Stated task:
Reproduce every line of the records below word for word, omitting the pictures.

[Layout element entries]
- - - - -

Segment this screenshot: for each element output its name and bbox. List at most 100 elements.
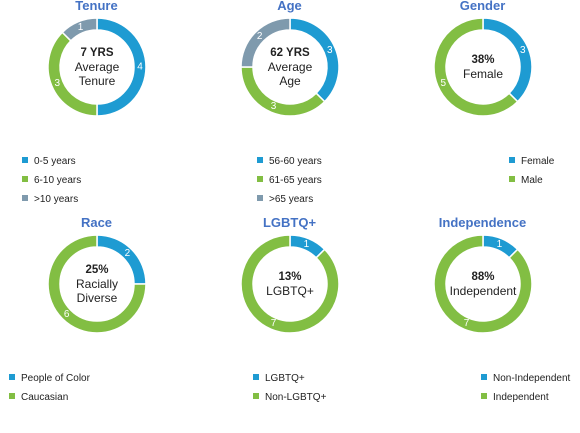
legend-item: 56-60 years (257, 152, 322, 171)
segment-value-label: 2 (256, 31, 262, 42)
segment-value-label: 7 (463, 318, 469, 329)
donut-segment (432, 17, 519, 117)
legend-swatch (22, 195, 28, 201)
independence-legend: Non-Independent Independent (481, 369, 570, 407)
legend-item: LGBTQ+ (253, 369, 326, 388)
donut-segment (432, 234, 533, 334)
legend-swatch (509, 176, 515, 182)
age-panel: Age 3 3 2 62 YRS Average Age 56-60 years 61-6… (193, 0, 386, 216)
center-value: 7 YRS (80, 47, 113, 59)
legend-swatch (481, 393, 487, 399)
legend-label: 61-65 years (269, 175, 322, 186)
center-value: 88% (471, 271, 494, 283)
legend-swatch (9, 393, 15, 399)
center-caption: Racially (75, 277, 117, 291)
legend-swatch (9, 374, 15, 380)
legend-label: Non-Independent (493, 373, 571, 384)
legend-label: 56-60 years (269, 156, 322, 167)
segment-value-label: 3 (270, 101, 276, 112)
legend-item: Caucasian (9, 388, 90, 407)
chart-title: Race (80, 215, 113, 230)
independence-donut: 1 7 88%Independent (432, 234, 533, 334)
lgbtq-donut: 1 7 13%LGBTQ+ (239, 234, 340, 334)
legend-item: Non-Independent (481, 369, 570, 388)
center-caption: Age (279, 74, 301, 88)
legend-label: >65 years (269, 194, 314, 205)
center-caption: Independent (449, 284, 516, 298)
legend-item: Female (509, 152, 554, 171)
legend-swatch (253, 374, 259, 380)
chart-title: Gender (459, 0, 506, 13)
segment-value-label: 5 (440, 78, 446, 89)
donut-segment (46, 234, 147, 334)
legend-label: Independent (493, 392, 549, 403)
segment-value-label: 6 (63, 309, 69, 320)
lgbtq-legend: LGBTQ+ Non-LGBTQ+ (253, 369, 326, 407)
gender-panel: Gender 3 5 38% Female Female Male (386, 0, 579, 216)
race-panel: Race 2 6 25% Racially Diverse People of Colo… (0, 215, 193, 433)
legend-label: Male (521, 175, 543, 186)
age-legend: 56-60 years 61-65 years >65 years (257, 152, 322, 209)
center-caption: Tenure (78, 74, 115, 88)
chart-title: LGBTQ+ (262, 215, 317, 230)
legend-item: Non-LGBTQ+ (253, 388, 326, 407)
legend-item: 0-5 years (22, 152, 81, 171)
chart-title: Tenure (75, 0, 118, 13)
segment-value-label: 1 (496, 239, 502, 250)
legend-swatch (257, 157, 263, 163)
legend-label: LGBTQ+ (265, 373, 305, 384)
gender-donut: 3 5 38%Female (432, 17, 533, 117)
legend-item: Independent (481, 388, 570, 407)
donut-segment (239, 17, 291, 68)
independence-panel: Independence 1 7 88% Independent Non-Indepe… (386, 215, 579, 433)
gender-legend: Female Male (509, 152, 554, 190)
legend-item: >10 years (22, 190, 81, 209)
legend-swatch (253, 393, 259, 399)
segment-value-label: 1 (77, 22, 83, 33)
segment-value-label: 3 (519, 45, 525, 56)
legend-swatch (509, 157, 515, 163)
segment-value-label: 7 (270, 318, 276, 329)
segment-value-label: 3 (54, 78, 60, 89)
center-caption: Average (74, 60, 119, 74)
center-value: 38% (471, 54, 494, 66)
center-caption: Diverse (76, 291, 117, 305)
legend-label: 0-5 years (34, 156, 76, 167)
legend-item: Male (509, 171, 554, 190)
legend-swatch (481, 374, 487, 380)
legend-label: >10 years (34, 194, 79, 205)
donut-segment (60, 17, 98, 42)
legend-swatch (257, 195, 263, 201)
legend-label: People of Color (21, 373, 90, 384)
legend-label: Female (521, 156, 555, 167)
legend-item: People of Color (9, 369, 90, 388)
segment-value-label: 1 (303, 239, 309, 250)
segment-value-label: 2 (124, 248, 130, 259)
legend-item: 6-10 years (22, 171, 81, 190)
legend-swatch (257, 176, 263, 182)
center-value: 62 YRS (270, 47, 310, 59)
legend-item: >65 years (257, 190, 322, 209)
tenure-legend: 0-5 years 6-10 years >10 years (22, 152, 81, 209)
center-caption: LGBTQ+ (266, 284, 314, 298)
segment-value-label: 4 (137, 62, 143, 73)
legend-item: 61-65 years (257, 171, 322, 190)
center-caption: Average (267, 60, 312, 74)
lgbtq-panel: LGBTQ+ 1 7 13% LGBTQ+ LGBTQ+ Non-LGBTQ+ (193, 215, 386, 433)
legend-label: 6-10 years (34, 175, 82, 186)
chart-title: Age (277, 0, 302, 13)
center-value: 25% (85, 264, 108, 276)
legend-swatch (22, 157, 28, 163)
center-caption: Female (462, 67, 502, 81)
race-legend: People of Color Caucasian (9, 369, 90, 407)
center-value: 13% (278, 271, 301, 283)
legend-label: Non-LGBTQ+ (265, 392, 327, 403)
segment-value-label: 3 (326, 45, 332, 56)
legend-label: Caucasian (21, 392, 69, 403)
donut-segment (239, 234, 340, 334)
legend-swatch (22, 176, 28, 182)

- - - - -

Worked answer:
Segment this screenshot: for each element output its name and bbox. List at most 100 elements.
legend-item: 56-60 years (257, 152, 322, 171)
segment-value-label: 2 (256, 31, 262, 42)
segment-value-label: 7 (463, 318, 469, 329)
donut-segment (432, 17, 519, 117)
legend-swatch (22, 195, 28, 201)
independence-legend: Non-Independent Independent (481, 369, 570, 407)
legend-item: LGBTQ+ (253, 369, 326, 388)
donut-segment (432, 234, 533, 334)
legend-swatch (509, 176, 515, 182)
age-panel: Age 3 3 2 62 YRS Average Age 56-60 years 61-6… (193, 0, 386, 216)
center-value: 7 YRS (80, 47, 113, 59)
legend-swatch (481, 393, 487, 399)
legend-label: 61-65 years (269, 175, 322, 186)
center-value: 88% (471, 271, 494, 283)
legend-swatch (9, 393, 15, 399)
center-caption: Racially (75, 277, 117, 291)
legend-swatch (9, 374, 15, 380)
legend-label: Non-Independent (493, 373, 571, 384)
legend-label: 56-60 years (269, 156, 322, 167)
segment-value-label: 3 (270, 101, 276, 112)
legend-item: Caucasian (9, 388, 90, 407)
chart-title: Race (80, 215, 113, 230)
independence-donut: 1 7 88%Independent (432, 234, 533, 334)
lgbtq-donut: 1 7 13%LGBTQ+ (239, 234, 340, 334)
legend-item: Non-Independent (481, 369, 570, 388)
center-caption: Age (279, 74, 301, 88)
legend-label: >65 years (269, 194, 314, 205)
center-caption: Independent (449, 284, 516, 298)
legend-item: Female (509, 152, 554, 171)
legend-swatch (253, 374, 259, 380)
chart-title: Gender (459, 0, 506, 13)
segment-value-label: 5 (440, 78, 446, 89)
donut-segment (46, 234, 147, 334)
legend-label: Independent (493, 392, 549, 403)
segment-value-label: 6 (63, 309, 69, 320)
lgbtq-legend: LGBTQ+ Non-LGBTQ+ (253, 369, 326, 407)
gender-panel: Gender 3 5 38% Female Female Male (386, 0, 579, 216)
race-panel: Race 2 6 25% Racially Diverse People of Colo… (0, 215, 193, 433)
legend-label: Male (521, 175, 543, 186)
age-legend: 56-60 years 61-65 years >65 years (257, 152, 322, 209)
center-caption: Tenure (78, 74, 115, 88)
chart-title: LGBTQ+ (262, 215, 317, 230)
legend-item: Non-LGBTQ+ (253, 388, 326, 407)
legend-item: 0-5 years (22, 152, 81, 171)
chart-title: Tenure (75, 0, 118, 13)
segment-value-label: 1 (496, 239, 502, 250)
legend-swatch (257, 157, 263, 163)
legend-label: LGBTQ+ (265, 373, 305, 384)
gender-donut: 3 5 38%Female (432, 17, 533, 117)
legend-item: Independent (481, 388, 570, 407)
donut-segment (239, 17, 291, 68)
independence-panel: Independence 1 7 88% Independent Non-Indepe… (386, 215, 579, 433)
gender-legend: Female Male (509, 152, 554, 190)
legend-item: >10 years (22, 190, 81, 209)
legend-swatch (253, 393, 259, 399)
segment-value-label: 1 (77, 22, 83, 33)
segment-value-label: 3 (519, 45, 525, 56)
legend-swatch (509, 157, 515, 163)
segment-value-label: 7 (270, 318, 276, 329)
segment-value-label: 3 (54, 78, 60, 89)
center-caption: Average (74, 60, 119, 74)
center-value: 38% (471, 54, 494, 66)
center-caption: Diverse (76, 291, 117, 305)
legend-label: 0-5 years (34, 156, 76, 167)
legend-item: Male (509, 171, 554, 190)
legend-swatch (481, 374, 487, 380)
legend-label: >10 years (34, 194, 79, 205)
donut-segment (60, 17, 98, 42)
legend-swatch (257, 195, 263, 201)
legend-label: People of Color (21, 373, 90, 384)
legend-label: Female (521, 156, 555, 167)
legend-item: People of Color (9, 369, 90, 388)
segment-value-label: 1 (303, 239, 309, 250)
segment-value-label: 2 (124, 248, 130, 259)
legend-item: 6-10 years (22, 171, 81, 190)
legend-swatch (257, 176, 263, 182)
center-value: 62 YRS (270, 47, 310, 59)
legend-item: >65 years (257, 190, 322, 209)
tenure-legend: 0-5 years 6-10 years >10 years (22, 152, 81, 209)
center-caption: LGBTQ+ (266, 284, 314, 298)
segment-value-label: 4 (137, 62, 143, 73)
legend-item: 61-65 years (257, 171, 322, 190)
center-caption: Average (267, 60, 312, 74)
lgbtq-panel: LGBTQ+ 1 7 13% LGBTQ+ LGBTQ+ Non-LGBTQ+ (193, 215, 386, 433)
legend-label: 6-10 years (34, 175, 82, 186)
chart-title: Age (277, 0, 302, 13)
center-value: 25% (85, 264, 108, 276)
legend-swatch (22, 157, 28, 163)
center-caption: Female (462, 67, 502, 81)
race-legend: People of Color Caucasian (9, 369, 90, 407)
center-value: 13% (278, 271, 301, 283)
legend-label: Non-LGBTQ+ (265, 392, 327, 403)
segment-value-label: 3 (326, 45, 332, 56)
legend-label: Caucasian (21, 392, 69, 403)
donut-segment (239, 234, 340, 334)
legend-swatch (22, 176, 28, 182)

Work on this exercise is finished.